THE DATA:
○ ○ ○

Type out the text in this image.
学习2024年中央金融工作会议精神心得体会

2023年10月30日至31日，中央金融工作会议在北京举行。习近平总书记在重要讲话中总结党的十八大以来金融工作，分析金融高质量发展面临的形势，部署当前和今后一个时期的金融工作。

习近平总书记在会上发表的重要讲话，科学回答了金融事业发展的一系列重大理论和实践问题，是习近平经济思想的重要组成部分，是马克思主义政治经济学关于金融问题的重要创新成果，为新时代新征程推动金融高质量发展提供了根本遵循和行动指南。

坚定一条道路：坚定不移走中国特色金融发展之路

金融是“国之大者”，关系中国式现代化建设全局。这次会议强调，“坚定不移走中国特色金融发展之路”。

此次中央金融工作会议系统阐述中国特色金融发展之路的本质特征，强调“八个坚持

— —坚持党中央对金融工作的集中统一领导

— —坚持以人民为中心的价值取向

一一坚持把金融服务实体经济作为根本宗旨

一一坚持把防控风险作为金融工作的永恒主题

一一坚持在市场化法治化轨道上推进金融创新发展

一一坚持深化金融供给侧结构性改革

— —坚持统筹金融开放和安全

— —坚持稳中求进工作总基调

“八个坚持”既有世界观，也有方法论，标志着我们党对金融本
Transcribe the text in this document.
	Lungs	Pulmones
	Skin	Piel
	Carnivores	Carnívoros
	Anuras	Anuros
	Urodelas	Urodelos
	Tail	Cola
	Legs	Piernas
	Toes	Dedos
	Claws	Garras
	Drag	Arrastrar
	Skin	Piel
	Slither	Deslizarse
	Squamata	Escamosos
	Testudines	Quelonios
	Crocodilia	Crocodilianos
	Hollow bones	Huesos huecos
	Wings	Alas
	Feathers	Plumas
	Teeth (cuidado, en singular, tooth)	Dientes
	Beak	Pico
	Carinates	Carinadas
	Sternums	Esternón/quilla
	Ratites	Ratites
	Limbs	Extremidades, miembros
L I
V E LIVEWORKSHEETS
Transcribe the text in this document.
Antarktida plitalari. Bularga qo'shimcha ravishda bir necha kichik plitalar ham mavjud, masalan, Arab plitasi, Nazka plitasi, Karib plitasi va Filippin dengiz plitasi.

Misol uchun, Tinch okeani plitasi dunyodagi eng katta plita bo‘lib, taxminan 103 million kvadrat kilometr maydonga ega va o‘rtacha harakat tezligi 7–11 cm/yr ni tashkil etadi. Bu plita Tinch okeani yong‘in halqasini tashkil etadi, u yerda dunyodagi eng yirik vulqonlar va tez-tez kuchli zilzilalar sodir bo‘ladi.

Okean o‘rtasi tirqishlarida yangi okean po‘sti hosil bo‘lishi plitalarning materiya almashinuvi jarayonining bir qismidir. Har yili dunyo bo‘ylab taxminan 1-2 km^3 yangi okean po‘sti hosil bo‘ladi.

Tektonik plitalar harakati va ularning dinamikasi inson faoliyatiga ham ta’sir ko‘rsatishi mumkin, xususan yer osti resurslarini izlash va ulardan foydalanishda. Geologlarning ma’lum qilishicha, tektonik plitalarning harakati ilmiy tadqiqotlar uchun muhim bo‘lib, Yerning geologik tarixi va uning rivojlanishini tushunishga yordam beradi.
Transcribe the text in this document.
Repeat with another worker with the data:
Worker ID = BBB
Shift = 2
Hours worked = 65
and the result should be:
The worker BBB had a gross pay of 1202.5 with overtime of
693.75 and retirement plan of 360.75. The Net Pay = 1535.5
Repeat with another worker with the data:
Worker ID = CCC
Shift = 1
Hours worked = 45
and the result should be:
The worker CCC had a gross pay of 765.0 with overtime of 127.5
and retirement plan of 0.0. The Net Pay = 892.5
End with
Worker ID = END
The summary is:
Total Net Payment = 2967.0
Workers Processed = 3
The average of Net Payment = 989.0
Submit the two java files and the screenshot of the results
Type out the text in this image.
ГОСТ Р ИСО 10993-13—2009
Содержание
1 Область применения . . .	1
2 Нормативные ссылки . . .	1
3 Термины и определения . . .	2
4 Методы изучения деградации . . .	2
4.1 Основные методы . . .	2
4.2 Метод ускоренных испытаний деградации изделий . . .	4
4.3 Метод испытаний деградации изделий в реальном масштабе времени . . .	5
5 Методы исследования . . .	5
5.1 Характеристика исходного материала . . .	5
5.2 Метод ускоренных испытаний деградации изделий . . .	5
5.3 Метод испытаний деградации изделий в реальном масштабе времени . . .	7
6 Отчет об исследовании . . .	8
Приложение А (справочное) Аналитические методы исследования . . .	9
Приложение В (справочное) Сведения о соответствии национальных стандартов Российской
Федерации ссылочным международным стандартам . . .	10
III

○ ○ ○

EXERCISE: Reproduce the material above without altering a single character.

EXERCISE RESULT:
Type out the text in this image.
学习2024年中央金融工作会议精神心得体会

2023年10月30日至31日，中央金融工作会议在北京举行。习近平总书记在重要讲话中总结党的十八大以来金融工作，分析金融高质量发展面临的形势，部署当前和今后一个时期的金融工作。

习近平总书记在会上发表的重要讲话，科学回答了金融事业发展的一系列重大理论和实践问题，是习近平经济思想的重要组成部分，是马克思主义政治经济学关于金融问题的重要创新成果，为新时代新征程推动金融高质量发展提供了根本遵循和行动指南。

坚定一条道路：坚定不移走中国特色金融发展之路

金融是“国之大者”，关系中国式现代化建设全局。这次会议强调，“坚定不移走中国特色金融发展之路”。

此次中央金融工作会议系统阐述中国特色金融发展之路的本质特征，强调“八个坚持

— —坚持党中央对金融工作的集中统一领导

— —坚持以人民为中心的价值取向

一一坚持把金融服务实体经济作为根本宗旨

一一坚持把防控风险作为金融工作的永恒主题

一一坚持在市场化法治化轨道上推进金融创新发展

一一坚持深化金融供给侧结构性改革

— —坚持统筹金融开放和安全

— —坚持稳中求进工作总基调

“八个坚持”既有世界观，也有方法论，标志着我们党对金融本
Transcribe the text in this document.
	Lungs	Pulmones
	Skin	Piel
	Carnivores	Carnívoros
	Anuras	Anuros
	Urodelas	Urodelos
	Tail	Cola
	Legs	Piernas
	Toes	Dedos
	Claws	Garras
	Drag	Arrastrar
	Skin	Piel
	Slither	Deslizarse
	Squamata	Escamosos
	Testudines	Quelonios
	Crocodilia	Crocodilianos
	Hollow bones	Huesos huecos
	Wings	Alas
	Feathers	Plumas
	Teeth (cuidado, en singular, tooth)	Dientes
	Beak	Pico
	Carinates	Carinadas
	Sternums	Esternón/quilla
	Ratites	Ratites
	Limbs	Extremidades, miembros
L I
V E LIVEWORKSHEETS
Transcribe the text in this document.
Antarktida plitalari. Bularga qo'shimcha ravishda bir necha kichik plitalar ham mavjud, masalan, Arab plitasi, Nazka plitasi, Karib plitasi va Filippin dengiz plitasi.

Misol uchun, Tinch okeani plitasi dunyodagi eng katta plita bo‘lib, taxminan 103 million kvadrat kilometr maydonga ega va o‘rtacha harakat tezligi 7–11 cm/yr ni tashkil etadi. Bu plita Tinch okeani yong‘in halqasini tashkil etadi, u yerda dunyodagi eng yirik vulqonlar va tez-tez kuchli zilzilalar sodir bo‘ladi.

Okean o‘rtasi tirqishlarida yangi okean po‘sti hosil bo‘lishi plitalarning materiya almashinuvi jarayonining bir qismidir. Har yili dunyo bo‘ylab taxminan 1-2 km^3 yangi okean po‘sti hosil bo‘ladi.

Tektonik plitalar harakati va ularning dinamikasi inson faoliyatiga ham ta’sir ko‘rsatishi mumkin, xususan yer osti resurslarini izlash va ulardan foydalanishda. Geologlarning ma’lum qilishicha, tektonik plitalarning harakati ilmiy tadqiqotlar uchun muhim bo‘lib, Yerning geologik tarixi va uning rivojlanishini tushunishga yordam beradi.
Transcribe the text in this document.
Repeat with another worker with the data:
Worker ID = BBB
Shift = 2
Hours worked = 65
and the result should be:
The worker BBB had a gross pay of 1202.5 with overtime of
693.75 and retirement plan of 360.75. The Net Pay = 1535.5
Repeat with another worker with the data:
Worker ID = CCC
Shift = 1
Hours worked = 45
and the result should be:
The worker CCC had a gross pay of 765.0 with overtime of 127.5
and retirement plan of 0.0. The Net Pay = 892.5
End with
Worker ID = END
The summary is:
Total Net Payment = 2967.0
Workers Processed = 3
The average of Net Payment = 989.0
Submit the two java files and the screenshot of the results
Type out the text in this image.
ГОСТ Р ИСО 10993-13—2009
Содержание
1 Область применения . . .	1
2 Нормативные ссылки . . .	1
3 Термины и определения . . .	2
4 Методы изучения деградации . . .	2
4.1 Основные методы . . .	2
4.2 Метод ускоренных испытаний деградации изделий . . .	4
4.3 Метод испытаний деградации изделий в реальном масштабе времени . . .	5
5 Методы исследования . . .	5
5.1 Характеристика исходного материала . . .	5
5.2 Метод ускоренных испытаний деградации изделий . . .	5
5.3 Метод испытаний деградации изделий в реальном масштабе времени . . .	7
6 Отчет об исследовании . . .	8
Приложение А (справочное) Аналитические методы исследования . . .	9
Приложение В (справочное) Сведения о соответствии национальных стандартов Российской
Федерации ссылочным международным стандартам . . .	10
III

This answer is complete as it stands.